* [Required work]
Locate all lines with the word "Pineland" and copy them out.

··· Extracted entries ···

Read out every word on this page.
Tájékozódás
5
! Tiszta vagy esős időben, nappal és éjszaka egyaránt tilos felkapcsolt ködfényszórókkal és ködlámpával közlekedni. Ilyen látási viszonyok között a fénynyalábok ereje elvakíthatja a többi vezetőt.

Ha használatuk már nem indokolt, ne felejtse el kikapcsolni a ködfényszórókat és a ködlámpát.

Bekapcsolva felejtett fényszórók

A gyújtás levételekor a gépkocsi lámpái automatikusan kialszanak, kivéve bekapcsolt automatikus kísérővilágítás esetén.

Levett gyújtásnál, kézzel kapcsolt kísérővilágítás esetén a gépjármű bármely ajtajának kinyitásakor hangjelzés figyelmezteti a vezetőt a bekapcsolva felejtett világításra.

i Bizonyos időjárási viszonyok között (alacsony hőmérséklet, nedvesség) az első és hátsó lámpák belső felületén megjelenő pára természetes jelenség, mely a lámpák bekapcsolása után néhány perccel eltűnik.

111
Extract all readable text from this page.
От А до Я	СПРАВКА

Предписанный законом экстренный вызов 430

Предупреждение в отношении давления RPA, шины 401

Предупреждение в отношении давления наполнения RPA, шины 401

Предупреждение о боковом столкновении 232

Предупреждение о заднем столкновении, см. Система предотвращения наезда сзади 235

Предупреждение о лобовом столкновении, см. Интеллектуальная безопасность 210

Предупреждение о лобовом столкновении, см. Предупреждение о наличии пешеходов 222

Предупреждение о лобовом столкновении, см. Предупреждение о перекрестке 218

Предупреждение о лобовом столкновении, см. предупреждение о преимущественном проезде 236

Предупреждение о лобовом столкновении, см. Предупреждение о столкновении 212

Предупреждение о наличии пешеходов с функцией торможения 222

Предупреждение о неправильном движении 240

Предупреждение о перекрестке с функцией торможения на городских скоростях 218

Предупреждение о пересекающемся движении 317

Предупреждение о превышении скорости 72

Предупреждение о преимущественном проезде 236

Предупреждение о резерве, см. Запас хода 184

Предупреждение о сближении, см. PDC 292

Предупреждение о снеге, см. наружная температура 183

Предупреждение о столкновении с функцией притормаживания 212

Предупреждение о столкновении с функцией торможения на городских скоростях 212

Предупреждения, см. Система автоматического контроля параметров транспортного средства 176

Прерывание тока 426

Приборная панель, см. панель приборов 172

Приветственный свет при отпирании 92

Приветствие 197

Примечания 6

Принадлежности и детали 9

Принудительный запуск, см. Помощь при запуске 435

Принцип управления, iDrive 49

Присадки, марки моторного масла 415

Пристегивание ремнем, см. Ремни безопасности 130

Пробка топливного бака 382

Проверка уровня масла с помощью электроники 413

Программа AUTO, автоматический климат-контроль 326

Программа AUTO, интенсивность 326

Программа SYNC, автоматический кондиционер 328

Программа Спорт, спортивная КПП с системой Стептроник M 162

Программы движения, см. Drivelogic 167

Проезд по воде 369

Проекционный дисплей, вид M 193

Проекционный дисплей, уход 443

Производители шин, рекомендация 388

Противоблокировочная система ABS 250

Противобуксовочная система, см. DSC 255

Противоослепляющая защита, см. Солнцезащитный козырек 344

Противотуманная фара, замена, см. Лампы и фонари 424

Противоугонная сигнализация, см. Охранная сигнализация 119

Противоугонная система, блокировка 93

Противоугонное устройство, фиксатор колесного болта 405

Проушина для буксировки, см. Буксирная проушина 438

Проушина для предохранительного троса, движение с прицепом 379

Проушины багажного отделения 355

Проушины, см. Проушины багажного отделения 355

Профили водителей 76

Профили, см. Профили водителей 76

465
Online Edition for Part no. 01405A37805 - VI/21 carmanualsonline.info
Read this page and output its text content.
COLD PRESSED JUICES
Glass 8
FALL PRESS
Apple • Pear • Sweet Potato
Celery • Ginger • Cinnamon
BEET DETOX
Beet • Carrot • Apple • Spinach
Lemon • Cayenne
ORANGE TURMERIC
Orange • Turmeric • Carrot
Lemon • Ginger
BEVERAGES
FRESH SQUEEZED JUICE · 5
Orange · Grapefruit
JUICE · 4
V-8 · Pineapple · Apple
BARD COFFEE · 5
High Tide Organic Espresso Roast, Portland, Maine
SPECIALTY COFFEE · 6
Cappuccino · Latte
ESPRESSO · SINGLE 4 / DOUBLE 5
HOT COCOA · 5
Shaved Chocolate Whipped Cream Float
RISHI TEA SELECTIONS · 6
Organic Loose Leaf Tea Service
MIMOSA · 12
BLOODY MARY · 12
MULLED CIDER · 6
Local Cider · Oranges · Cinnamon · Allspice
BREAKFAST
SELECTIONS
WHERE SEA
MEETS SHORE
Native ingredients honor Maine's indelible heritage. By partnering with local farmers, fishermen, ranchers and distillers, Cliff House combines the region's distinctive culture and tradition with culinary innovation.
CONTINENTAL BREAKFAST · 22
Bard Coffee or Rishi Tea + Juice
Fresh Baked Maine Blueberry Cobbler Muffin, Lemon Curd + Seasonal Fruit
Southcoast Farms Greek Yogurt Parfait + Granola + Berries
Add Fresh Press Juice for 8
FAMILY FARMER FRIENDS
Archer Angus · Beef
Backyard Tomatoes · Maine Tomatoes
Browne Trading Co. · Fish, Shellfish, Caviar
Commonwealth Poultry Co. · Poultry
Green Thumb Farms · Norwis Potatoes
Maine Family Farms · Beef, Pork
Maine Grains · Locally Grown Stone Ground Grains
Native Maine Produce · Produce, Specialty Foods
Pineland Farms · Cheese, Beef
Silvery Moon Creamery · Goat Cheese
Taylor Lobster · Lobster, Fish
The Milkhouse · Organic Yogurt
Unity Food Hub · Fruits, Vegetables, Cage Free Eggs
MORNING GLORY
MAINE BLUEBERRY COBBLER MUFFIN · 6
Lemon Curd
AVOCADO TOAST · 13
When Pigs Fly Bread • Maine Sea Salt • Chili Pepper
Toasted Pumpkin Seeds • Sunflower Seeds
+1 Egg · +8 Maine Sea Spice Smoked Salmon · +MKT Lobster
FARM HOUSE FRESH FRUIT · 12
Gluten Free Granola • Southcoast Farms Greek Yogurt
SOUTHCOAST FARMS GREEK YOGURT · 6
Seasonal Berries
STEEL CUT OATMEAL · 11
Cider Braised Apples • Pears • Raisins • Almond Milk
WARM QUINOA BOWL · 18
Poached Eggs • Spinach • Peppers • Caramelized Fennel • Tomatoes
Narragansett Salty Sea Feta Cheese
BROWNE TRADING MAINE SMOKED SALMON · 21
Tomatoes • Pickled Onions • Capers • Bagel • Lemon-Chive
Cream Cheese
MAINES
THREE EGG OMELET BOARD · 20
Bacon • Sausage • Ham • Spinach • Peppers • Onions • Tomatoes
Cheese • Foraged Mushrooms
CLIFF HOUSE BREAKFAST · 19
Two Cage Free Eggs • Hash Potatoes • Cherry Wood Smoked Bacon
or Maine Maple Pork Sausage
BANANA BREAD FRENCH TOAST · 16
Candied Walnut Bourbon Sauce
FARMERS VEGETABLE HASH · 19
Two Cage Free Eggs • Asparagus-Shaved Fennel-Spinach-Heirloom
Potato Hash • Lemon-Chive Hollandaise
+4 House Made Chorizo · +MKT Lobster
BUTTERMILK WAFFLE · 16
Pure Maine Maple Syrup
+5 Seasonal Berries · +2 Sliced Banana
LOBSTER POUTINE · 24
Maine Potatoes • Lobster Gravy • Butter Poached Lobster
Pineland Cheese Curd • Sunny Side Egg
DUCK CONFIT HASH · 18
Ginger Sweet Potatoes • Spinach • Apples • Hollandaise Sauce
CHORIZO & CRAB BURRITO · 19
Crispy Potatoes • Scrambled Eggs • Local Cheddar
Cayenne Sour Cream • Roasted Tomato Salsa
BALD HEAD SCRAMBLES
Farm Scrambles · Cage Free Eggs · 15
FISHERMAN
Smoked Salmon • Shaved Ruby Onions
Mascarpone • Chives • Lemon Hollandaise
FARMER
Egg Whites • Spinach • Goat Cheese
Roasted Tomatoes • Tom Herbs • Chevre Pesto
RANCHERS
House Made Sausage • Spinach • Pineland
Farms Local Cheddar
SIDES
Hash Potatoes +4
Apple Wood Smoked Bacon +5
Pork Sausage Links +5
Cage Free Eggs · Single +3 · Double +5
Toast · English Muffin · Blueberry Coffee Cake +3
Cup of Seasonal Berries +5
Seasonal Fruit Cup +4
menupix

···

* [Complete output]
Pineland Farms · Cheese, Beef
Pineland Cheese Curd • Sunny Side Egg
House Made Sausage • Spinach • Pineland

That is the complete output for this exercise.